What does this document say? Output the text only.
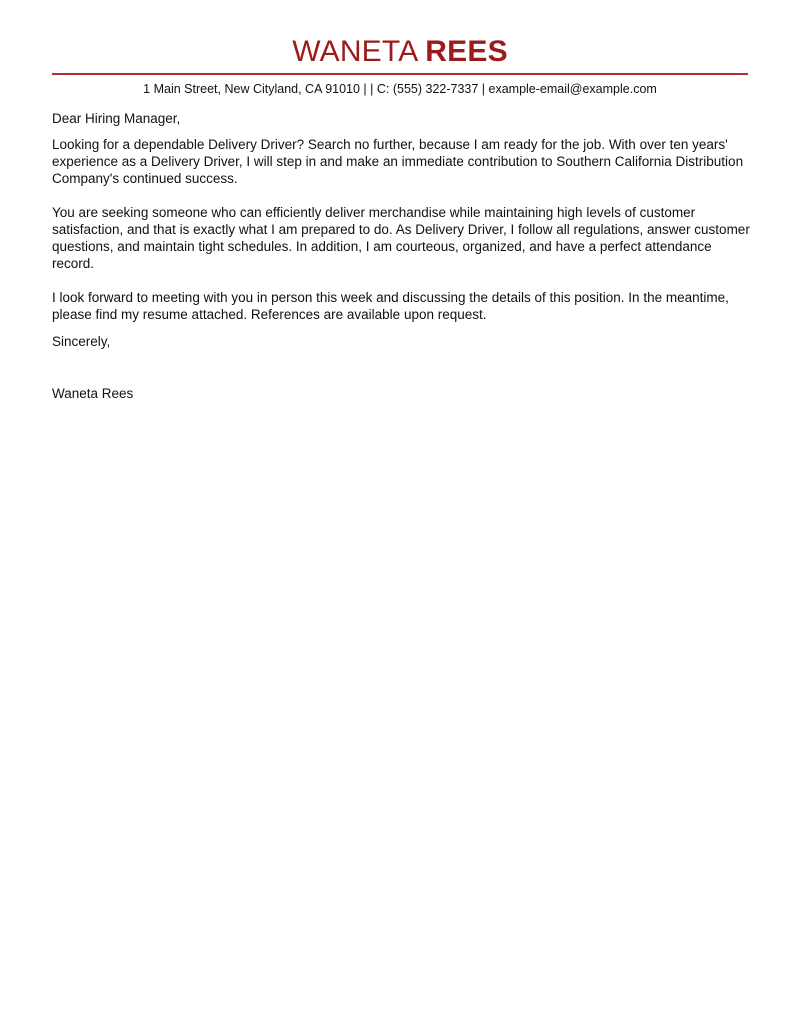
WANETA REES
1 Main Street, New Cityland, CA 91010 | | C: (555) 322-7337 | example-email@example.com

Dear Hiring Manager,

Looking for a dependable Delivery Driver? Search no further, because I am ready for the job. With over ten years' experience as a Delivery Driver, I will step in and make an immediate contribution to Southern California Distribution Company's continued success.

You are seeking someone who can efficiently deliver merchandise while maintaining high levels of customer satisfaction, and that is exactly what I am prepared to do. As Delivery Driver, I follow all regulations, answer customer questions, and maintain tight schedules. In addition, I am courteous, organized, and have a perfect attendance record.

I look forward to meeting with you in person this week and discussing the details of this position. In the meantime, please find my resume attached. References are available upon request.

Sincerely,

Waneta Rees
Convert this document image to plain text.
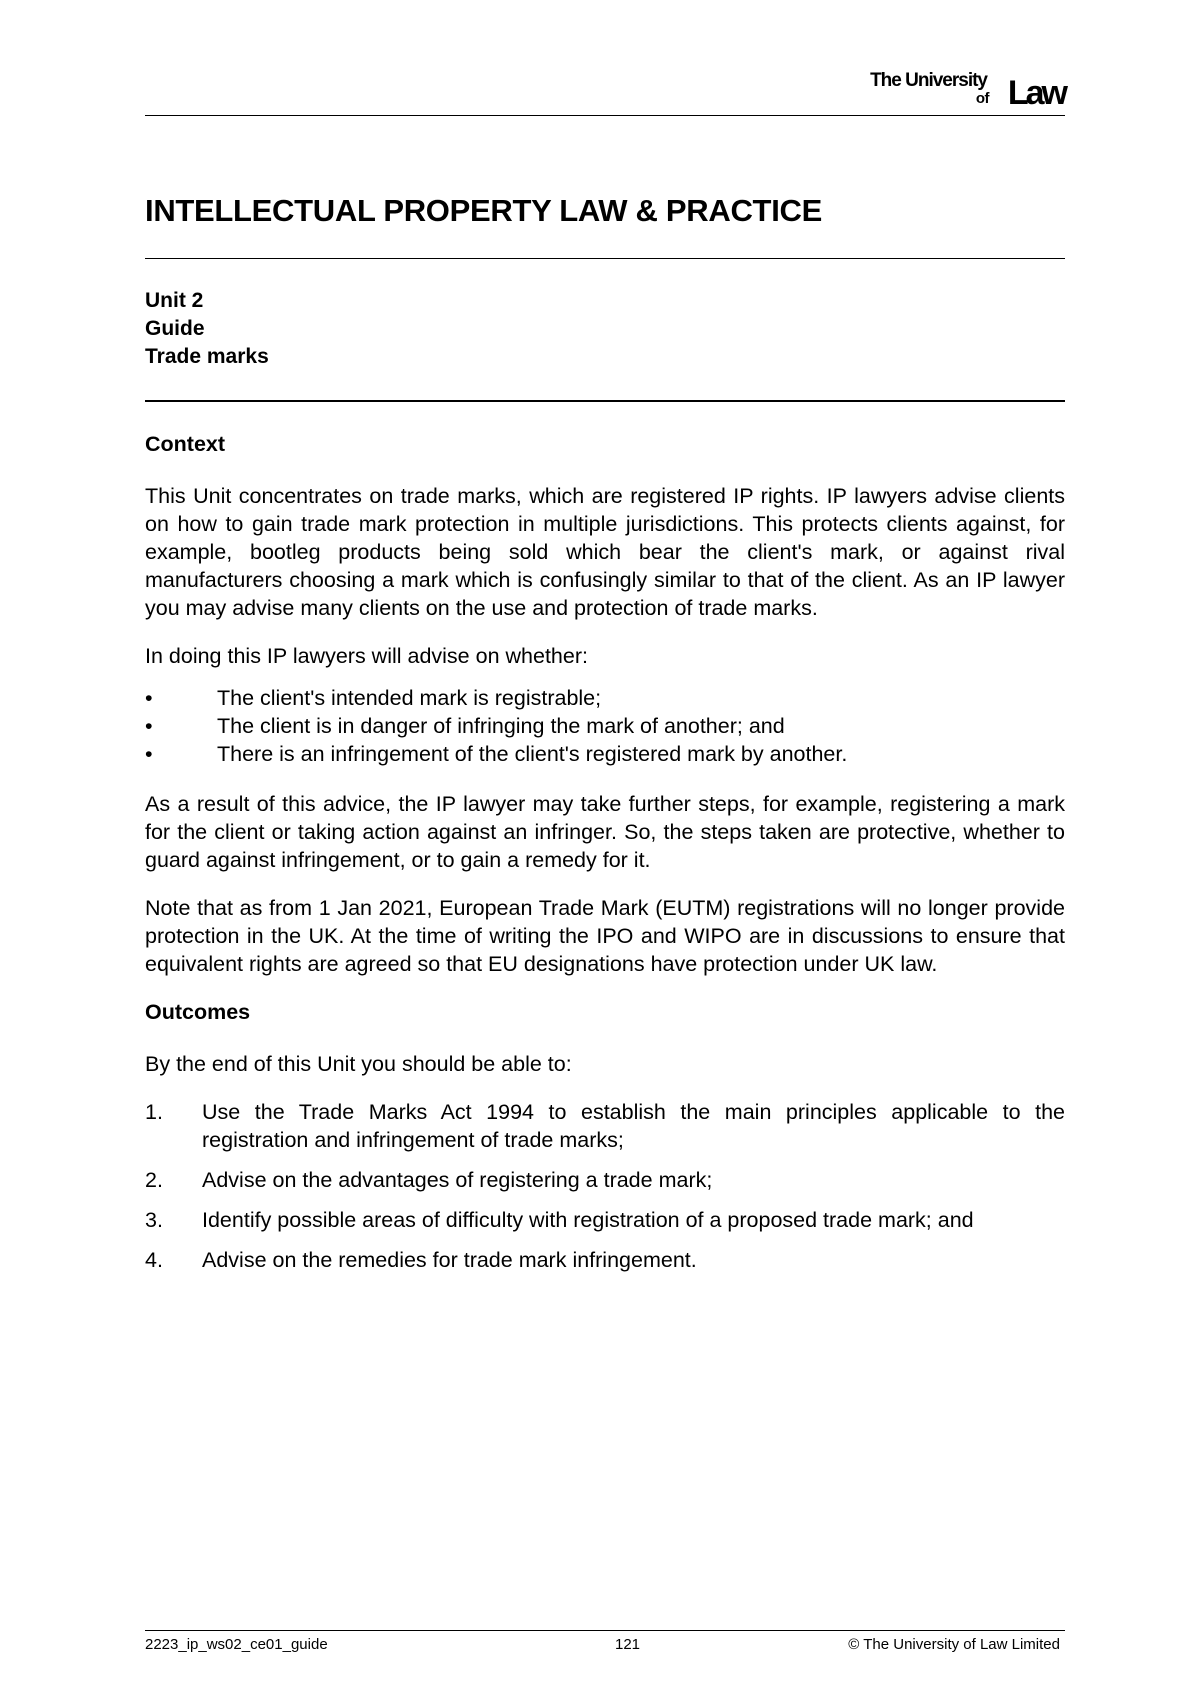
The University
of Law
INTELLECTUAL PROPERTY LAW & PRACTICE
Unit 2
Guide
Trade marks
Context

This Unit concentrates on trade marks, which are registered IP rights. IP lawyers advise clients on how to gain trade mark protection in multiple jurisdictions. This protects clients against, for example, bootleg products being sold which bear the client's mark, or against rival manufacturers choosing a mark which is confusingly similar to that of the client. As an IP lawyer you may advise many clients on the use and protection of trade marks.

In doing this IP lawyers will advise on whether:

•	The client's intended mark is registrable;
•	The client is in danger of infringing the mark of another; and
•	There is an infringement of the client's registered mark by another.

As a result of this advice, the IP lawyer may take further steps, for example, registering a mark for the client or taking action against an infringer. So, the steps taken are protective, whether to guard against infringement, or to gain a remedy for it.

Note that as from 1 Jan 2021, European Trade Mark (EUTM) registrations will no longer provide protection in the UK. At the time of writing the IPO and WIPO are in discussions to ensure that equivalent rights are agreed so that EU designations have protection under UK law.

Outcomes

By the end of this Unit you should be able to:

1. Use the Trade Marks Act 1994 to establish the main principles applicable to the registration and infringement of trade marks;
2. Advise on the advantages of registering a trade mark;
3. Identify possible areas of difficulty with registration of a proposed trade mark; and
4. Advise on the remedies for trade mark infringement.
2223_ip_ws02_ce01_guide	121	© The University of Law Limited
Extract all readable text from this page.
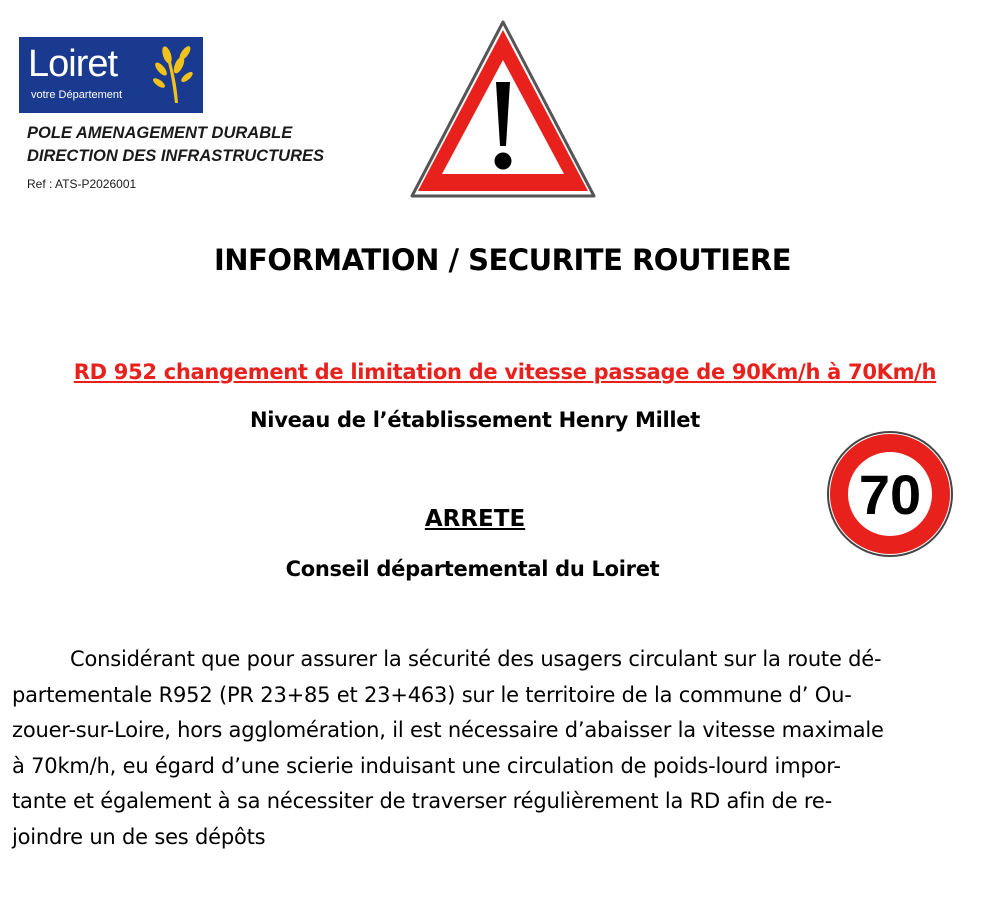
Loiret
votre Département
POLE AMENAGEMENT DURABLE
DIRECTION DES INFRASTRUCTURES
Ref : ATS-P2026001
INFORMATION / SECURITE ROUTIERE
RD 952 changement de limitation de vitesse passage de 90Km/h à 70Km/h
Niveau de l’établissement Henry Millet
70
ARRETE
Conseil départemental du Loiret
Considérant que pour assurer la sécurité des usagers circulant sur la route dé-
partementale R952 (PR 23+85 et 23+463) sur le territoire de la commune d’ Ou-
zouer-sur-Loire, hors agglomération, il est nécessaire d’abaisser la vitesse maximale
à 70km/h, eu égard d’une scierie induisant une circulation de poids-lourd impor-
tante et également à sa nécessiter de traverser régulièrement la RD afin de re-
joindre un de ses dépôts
==
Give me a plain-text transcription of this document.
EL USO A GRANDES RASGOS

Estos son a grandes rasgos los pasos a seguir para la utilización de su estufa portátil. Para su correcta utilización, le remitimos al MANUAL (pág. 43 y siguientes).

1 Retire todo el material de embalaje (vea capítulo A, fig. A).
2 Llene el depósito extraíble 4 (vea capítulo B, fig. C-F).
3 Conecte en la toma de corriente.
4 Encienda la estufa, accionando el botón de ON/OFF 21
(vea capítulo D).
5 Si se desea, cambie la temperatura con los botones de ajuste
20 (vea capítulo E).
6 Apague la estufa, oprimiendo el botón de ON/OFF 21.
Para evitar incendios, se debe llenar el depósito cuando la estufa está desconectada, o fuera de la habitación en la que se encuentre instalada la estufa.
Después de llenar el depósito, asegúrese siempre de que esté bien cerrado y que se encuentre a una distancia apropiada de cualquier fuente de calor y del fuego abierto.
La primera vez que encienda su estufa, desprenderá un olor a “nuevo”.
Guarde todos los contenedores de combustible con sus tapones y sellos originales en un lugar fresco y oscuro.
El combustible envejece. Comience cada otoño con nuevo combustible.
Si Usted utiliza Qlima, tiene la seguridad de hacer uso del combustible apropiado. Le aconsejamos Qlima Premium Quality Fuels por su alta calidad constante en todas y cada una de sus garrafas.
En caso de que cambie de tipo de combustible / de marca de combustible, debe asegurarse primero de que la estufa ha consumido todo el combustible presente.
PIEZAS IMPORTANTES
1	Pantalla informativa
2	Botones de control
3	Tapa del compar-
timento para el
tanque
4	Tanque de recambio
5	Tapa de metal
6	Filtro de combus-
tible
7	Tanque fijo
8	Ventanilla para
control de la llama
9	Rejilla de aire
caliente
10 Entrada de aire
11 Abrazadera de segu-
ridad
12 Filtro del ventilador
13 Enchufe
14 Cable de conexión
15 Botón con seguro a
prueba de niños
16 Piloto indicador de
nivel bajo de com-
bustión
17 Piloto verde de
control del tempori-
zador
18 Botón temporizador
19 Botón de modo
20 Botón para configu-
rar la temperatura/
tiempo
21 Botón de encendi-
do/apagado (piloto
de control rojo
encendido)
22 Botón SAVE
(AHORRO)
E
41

**YOUR INSTRUCTIONS**.
List all lines from the entries that include the word "nuevo".

**FULL ANSWER**.
La primera vez que encienda su estufa, desprenderá un olor a “nuevo”.
El combustible envejece. Comience cada otoño con nuevo combustible.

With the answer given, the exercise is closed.